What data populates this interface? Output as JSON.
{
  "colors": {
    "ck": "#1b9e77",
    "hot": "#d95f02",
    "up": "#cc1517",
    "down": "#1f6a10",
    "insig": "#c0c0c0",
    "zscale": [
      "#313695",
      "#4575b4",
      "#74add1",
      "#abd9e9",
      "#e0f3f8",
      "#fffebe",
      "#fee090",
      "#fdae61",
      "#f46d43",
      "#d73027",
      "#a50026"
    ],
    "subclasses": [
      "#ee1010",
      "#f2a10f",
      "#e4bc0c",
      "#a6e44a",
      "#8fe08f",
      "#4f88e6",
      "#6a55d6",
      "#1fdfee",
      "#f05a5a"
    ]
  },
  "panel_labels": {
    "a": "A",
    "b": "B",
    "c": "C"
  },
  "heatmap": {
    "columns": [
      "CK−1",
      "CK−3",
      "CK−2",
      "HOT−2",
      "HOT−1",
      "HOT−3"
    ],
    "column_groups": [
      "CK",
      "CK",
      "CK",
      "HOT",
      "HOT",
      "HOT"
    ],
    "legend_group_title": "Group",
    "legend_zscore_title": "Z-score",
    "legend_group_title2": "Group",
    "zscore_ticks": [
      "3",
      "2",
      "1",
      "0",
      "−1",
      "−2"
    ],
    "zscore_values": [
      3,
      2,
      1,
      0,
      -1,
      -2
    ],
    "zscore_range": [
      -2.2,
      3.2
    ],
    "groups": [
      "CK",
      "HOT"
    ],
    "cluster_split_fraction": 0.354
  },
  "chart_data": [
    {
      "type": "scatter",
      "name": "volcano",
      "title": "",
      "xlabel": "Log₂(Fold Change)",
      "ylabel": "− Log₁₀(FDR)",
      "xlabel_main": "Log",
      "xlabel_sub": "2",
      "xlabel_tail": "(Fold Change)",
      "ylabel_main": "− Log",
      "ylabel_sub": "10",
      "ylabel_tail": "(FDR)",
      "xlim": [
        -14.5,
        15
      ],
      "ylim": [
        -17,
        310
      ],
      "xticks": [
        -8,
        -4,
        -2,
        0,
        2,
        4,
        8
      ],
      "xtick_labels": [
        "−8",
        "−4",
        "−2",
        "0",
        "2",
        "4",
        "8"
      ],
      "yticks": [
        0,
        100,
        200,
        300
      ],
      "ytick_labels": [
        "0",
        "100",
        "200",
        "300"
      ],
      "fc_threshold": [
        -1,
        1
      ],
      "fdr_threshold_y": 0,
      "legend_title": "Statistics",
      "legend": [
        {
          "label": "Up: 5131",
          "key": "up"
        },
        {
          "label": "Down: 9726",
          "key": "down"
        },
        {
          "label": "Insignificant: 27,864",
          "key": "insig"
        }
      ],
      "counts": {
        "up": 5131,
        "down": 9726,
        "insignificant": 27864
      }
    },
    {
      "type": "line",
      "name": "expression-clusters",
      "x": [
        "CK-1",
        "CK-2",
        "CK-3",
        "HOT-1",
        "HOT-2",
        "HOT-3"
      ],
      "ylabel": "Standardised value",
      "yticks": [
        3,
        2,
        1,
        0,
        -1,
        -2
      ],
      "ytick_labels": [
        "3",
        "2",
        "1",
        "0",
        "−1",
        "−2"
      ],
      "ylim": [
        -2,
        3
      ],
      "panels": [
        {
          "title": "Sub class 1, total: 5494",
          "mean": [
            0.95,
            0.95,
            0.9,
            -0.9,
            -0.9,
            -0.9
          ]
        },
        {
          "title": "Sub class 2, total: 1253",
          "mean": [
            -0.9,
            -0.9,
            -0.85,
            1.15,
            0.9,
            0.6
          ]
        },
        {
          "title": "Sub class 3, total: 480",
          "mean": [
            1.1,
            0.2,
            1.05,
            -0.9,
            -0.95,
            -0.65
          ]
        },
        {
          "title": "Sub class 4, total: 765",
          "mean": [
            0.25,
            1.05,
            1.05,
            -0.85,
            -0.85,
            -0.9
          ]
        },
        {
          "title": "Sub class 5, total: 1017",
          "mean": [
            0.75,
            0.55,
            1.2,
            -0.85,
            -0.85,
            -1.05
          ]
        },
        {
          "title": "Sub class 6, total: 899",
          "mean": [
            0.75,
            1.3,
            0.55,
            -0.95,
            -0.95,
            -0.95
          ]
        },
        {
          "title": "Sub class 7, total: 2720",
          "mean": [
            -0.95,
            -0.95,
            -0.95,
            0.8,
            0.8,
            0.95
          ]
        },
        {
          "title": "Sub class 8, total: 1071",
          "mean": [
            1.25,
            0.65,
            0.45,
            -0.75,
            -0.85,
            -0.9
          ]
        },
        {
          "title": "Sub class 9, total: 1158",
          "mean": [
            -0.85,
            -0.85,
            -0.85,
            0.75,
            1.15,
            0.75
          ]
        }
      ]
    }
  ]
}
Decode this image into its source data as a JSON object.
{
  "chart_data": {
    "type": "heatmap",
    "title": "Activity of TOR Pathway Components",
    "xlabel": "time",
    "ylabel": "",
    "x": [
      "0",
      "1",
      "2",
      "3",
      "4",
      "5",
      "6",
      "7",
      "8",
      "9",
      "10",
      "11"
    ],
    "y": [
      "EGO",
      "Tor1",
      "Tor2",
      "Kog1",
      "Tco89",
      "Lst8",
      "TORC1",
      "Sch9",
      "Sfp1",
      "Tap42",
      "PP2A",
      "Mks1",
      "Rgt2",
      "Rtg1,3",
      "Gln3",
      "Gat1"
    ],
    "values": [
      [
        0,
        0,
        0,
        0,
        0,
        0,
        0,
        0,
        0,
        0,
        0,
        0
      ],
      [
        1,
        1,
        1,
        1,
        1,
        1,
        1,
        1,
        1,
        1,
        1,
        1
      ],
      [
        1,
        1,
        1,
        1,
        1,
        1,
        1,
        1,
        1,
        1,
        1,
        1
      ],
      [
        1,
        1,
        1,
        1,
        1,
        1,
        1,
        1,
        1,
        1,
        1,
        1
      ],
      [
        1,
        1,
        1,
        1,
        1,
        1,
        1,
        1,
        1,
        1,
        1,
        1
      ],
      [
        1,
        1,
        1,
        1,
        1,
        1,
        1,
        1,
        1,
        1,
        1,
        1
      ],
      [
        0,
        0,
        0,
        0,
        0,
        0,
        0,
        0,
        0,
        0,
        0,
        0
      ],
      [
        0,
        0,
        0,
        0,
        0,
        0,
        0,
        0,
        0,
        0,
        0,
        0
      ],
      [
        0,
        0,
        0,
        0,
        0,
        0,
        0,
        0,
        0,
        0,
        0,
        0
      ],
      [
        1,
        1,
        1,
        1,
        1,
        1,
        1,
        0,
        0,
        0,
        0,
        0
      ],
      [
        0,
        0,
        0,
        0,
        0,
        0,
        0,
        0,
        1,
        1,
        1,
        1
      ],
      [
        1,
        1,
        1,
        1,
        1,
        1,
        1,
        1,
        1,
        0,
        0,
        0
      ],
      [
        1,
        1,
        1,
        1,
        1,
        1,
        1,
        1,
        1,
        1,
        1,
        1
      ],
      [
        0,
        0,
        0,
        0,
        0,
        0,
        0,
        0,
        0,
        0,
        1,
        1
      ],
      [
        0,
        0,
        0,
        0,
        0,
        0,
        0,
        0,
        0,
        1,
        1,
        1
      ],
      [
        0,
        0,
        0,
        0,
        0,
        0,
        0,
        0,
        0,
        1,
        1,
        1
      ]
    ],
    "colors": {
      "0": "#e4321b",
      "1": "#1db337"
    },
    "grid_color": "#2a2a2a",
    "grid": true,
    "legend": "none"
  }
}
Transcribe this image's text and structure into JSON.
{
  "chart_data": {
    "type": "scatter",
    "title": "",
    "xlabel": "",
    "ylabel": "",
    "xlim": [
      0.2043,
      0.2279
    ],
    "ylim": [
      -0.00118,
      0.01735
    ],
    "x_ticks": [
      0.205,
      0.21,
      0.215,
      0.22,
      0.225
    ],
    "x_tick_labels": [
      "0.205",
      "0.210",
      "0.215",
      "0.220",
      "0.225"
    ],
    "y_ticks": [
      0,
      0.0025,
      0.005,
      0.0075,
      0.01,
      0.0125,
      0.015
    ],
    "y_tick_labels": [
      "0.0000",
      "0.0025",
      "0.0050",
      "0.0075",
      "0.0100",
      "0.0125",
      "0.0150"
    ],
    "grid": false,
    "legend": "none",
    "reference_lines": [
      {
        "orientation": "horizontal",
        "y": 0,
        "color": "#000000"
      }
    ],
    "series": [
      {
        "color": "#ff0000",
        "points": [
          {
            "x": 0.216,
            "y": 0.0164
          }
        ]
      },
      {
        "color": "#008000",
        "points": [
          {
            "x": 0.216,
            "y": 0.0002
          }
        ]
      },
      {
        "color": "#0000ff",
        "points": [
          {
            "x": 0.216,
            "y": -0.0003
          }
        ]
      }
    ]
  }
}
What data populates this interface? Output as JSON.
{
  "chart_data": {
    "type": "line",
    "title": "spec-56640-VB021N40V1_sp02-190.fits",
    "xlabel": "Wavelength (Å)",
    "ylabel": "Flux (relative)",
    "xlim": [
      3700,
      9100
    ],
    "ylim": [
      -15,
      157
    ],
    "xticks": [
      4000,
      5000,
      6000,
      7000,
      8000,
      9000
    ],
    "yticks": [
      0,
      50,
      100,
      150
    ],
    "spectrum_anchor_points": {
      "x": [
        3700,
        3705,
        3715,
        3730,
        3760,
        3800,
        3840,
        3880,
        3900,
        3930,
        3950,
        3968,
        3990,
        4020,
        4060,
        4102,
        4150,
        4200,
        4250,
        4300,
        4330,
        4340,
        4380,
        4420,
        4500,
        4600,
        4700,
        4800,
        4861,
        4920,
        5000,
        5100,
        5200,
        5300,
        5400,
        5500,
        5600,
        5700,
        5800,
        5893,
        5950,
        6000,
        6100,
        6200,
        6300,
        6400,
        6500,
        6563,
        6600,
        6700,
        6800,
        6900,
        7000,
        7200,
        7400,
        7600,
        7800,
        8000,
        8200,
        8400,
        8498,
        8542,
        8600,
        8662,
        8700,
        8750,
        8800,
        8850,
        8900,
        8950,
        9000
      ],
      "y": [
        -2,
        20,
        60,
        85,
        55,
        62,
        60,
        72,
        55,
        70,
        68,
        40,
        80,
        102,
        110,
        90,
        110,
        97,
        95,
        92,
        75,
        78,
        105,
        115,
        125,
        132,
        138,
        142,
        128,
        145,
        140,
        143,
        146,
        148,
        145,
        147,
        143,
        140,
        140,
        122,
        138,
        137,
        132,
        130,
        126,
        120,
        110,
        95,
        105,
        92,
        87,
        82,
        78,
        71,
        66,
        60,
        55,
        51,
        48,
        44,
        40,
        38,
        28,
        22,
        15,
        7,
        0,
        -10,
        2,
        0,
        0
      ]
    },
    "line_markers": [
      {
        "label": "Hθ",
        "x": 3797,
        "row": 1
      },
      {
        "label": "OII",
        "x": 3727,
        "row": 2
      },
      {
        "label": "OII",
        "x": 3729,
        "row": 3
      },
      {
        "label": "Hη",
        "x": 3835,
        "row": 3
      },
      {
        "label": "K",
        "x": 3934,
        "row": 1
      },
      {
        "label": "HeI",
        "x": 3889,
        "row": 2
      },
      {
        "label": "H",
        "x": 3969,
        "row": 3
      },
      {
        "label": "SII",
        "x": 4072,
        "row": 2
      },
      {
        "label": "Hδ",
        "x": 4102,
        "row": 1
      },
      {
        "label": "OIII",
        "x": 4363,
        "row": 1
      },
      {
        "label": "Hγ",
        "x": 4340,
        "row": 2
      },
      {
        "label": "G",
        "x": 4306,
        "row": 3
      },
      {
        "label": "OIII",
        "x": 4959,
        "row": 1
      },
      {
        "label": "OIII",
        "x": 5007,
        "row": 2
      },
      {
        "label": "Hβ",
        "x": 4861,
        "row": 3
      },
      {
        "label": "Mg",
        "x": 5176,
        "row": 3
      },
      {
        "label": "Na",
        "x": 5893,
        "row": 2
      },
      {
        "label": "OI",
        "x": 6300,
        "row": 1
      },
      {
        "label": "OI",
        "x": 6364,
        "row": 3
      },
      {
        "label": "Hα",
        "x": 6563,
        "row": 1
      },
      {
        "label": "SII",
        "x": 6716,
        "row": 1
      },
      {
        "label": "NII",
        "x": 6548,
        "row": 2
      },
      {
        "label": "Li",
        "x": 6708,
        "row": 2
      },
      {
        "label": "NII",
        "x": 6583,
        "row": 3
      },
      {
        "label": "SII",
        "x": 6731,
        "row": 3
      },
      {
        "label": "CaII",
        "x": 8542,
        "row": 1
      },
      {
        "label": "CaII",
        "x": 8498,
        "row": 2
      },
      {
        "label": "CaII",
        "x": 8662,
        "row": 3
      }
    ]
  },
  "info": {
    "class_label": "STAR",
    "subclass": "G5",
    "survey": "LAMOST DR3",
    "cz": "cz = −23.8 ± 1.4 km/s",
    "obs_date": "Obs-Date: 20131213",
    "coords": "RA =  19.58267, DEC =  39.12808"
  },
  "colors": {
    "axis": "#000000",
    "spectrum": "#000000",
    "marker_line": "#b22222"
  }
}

★ ★ ★

Copy out each line of the listing that holds "Fold".

      "xlabel": "Log₂(Fold Change)",
      "xlabel_tail": "(Fold Change)",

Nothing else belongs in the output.